## Start
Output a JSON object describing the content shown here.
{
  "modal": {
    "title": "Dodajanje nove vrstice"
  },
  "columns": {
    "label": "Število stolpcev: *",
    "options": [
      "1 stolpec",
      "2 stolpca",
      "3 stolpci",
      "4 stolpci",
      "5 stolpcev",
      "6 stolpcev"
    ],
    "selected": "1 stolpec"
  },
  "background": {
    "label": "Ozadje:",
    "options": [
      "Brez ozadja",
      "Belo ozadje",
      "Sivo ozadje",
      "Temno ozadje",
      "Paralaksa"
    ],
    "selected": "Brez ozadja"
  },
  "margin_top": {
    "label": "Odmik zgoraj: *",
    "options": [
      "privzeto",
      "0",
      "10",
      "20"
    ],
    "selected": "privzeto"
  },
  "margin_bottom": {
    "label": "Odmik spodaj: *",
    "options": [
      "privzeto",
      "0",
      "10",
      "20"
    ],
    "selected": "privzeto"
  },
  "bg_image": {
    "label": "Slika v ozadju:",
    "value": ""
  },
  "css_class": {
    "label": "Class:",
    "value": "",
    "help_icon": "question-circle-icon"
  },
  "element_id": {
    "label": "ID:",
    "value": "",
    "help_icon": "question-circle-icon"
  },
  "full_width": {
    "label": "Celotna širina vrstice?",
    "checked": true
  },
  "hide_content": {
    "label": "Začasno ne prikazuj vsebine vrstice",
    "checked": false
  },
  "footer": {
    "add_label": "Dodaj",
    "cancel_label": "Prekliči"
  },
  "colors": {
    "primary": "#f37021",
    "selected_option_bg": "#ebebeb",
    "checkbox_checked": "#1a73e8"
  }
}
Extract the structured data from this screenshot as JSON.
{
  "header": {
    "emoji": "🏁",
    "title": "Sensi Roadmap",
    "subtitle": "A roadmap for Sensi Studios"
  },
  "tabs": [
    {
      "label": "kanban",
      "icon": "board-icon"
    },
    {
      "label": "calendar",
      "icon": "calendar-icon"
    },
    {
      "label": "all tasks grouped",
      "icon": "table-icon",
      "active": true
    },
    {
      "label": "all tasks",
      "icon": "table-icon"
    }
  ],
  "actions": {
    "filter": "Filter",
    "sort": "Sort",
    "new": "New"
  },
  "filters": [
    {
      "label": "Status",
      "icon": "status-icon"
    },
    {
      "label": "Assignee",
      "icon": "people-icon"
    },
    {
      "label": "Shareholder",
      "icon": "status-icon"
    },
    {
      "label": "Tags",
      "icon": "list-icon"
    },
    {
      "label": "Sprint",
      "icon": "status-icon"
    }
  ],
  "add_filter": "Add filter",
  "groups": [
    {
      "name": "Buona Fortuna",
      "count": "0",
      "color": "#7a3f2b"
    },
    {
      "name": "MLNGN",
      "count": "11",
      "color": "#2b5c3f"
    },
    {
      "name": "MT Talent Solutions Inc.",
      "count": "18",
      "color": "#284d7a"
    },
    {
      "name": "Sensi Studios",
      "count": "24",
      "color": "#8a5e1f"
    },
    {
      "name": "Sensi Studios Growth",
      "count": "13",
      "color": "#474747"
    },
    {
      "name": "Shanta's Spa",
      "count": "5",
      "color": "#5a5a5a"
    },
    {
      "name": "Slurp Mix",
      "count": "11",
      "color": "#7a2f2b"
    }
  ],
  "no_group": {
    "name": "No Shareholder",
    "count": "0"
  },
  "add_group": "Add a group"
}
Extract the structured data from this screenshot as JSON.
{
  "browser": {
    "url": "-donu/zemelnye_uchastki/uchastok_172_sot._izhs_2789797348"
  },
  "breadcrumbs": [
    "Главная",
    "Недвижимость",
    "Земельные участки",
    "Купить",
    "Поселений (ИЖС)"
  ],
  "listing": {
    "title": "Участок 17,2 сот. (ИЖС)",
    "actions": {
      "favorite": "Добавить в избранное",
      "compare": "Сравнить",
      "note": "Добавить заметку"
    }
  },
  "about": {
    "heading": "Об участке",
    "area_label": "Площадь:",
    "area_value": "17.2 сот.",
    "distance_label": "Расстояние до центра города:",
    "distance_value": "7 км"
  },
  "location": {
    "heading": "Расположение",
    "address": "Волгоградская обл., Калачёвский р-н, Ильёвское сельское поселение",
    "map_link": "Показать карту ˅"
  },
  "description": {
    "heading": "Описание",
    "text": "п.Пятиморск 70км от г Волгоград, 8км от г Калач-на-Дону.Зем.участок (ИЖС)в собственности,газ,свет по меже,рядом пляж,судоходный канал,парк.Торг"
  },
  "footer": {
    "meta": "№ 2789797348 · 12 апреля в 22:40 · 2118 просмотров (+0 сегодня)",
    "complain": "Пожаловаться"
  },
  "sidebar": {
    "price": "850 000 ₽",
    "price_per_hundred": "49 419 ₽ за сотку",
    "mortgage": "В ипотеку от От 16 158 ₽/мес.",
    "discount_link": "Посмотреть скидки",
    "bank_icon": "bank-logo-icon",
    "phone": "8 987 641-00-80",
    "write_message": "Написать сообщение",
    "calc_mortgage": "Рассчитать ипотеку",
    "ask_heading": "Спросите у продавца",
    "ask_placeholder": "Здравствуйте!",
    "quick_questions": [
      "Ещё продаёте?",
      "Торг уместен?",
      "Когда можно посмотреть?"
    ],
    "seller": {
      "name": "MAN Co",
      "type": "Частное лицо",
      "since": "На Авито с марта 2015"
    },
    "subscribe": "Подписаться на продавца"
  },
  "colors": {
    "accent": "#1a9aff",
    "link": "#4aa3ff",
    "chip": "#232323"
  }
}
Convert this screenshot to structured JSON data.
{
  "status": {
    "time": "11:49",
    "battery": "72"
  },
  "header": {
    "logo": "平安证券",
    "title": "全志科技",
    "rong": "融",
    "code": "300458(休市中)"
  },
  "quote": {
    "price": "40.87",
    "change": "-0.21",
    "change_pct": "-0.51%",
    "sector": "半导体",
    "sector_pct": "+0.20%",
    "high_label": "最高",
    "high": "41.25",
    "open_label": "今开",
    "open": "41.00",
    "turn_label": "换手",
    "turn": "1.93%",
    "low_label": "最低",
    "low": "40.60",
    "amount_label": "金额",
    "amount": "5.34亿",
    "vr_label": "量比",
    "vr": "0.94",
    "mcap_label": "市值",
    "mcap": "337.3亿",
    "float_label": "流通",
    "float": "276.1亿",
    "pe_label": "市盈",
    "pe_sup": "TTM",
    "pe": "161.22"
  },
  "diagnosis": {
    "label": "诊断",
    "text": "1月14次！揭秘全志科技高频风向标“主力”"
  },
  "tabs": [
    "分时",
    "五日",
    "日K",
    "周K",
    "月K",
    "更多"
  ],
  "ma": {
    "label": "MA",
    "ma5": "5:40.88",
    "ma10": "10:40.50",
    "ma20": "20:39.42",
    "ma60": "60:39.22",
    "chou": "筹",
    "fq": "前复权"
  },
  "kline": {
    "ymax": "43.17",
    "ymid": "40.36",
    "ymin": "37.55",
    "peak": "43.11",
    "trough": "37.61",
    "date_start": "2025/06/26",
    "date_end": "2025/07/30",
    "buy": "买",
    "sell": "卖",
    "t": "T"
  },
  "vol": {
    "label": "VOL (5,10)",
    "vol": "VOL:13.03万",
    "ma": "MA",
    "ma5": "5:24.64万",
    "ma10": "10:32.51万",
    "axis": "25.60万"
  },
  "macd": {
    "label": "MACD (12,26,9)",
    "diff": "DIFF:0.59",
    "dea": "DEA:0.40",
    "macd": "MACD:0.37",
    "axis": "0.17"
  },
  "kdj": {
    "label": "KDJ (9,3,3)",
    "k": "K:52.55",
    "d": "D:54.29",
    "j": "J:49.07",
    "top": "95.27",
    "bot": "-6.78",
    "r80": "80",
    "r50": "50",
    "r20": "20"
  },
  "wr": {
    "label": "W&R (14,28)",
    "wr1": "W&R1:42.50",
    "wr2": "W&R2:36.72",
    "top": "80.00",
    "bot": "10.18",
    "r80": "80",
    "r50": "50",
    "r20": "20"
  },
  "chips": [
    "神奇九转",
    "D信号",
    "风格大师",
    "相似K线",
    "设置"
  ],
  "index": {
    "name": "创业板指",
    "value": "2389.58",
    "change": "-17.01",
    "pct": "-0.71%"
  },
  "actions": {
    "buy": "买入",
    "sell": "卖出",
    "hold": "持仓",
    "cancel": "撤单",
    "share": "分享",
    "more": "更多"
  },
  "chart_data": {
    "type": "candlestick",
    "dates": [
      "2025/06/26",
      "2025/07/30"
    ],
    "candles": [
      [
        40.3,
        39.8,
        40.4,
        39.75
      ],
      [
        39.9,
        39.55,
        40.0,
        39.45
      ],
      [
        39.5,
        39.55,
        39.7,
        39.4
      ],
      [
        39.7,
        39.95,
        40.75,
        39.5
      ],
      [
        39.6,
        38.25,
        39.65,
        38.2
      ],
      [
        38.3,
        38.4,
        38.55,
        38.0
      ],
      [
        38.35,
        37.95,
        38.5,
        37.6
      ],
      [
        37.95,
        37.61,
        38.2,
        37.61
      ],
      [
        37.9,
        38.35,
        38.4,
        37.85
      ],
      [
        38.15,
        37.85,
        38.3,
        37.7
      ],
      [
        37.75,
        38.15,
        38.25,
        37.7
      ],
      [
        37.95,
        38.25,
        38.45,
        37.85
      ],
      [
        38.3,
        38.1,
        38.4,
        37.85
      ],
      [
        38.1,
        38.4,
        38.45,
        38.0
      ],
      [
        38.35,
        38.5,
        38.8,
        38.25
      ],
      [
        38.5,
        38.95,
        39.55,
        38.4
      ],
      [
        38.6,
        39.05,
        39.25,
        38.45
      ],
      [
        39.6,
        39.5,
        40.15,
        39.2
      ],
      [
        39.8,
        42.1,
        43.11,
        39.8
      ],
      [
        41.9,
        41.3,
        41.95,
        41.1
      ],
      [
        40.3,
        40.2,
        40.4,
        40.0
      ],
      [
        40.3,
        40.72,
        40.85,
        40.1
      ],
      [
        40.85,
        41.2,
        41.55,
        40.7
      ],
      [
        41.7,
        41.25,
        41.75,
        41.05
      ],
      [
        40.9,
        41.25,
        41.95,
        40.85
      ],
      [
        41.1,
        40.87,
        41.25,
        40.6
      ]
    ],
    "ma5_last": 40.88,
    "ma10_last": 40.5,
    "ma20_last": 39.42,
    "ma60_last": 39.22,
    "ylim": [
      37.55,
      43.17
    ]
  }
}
## End
_Stated task_
Scan the entries above. Copy each line that has the string "Торг".

_Exercise answer_
    "text": "п.Пятиморск 70км от г Волгоград, 8км от г Калач-на-Дону.Зем.участок (ИЖС)в собственности,газ,свет по меже,рядом пляж,судоходный канал,парк.Торг"
      "Торг уместен?",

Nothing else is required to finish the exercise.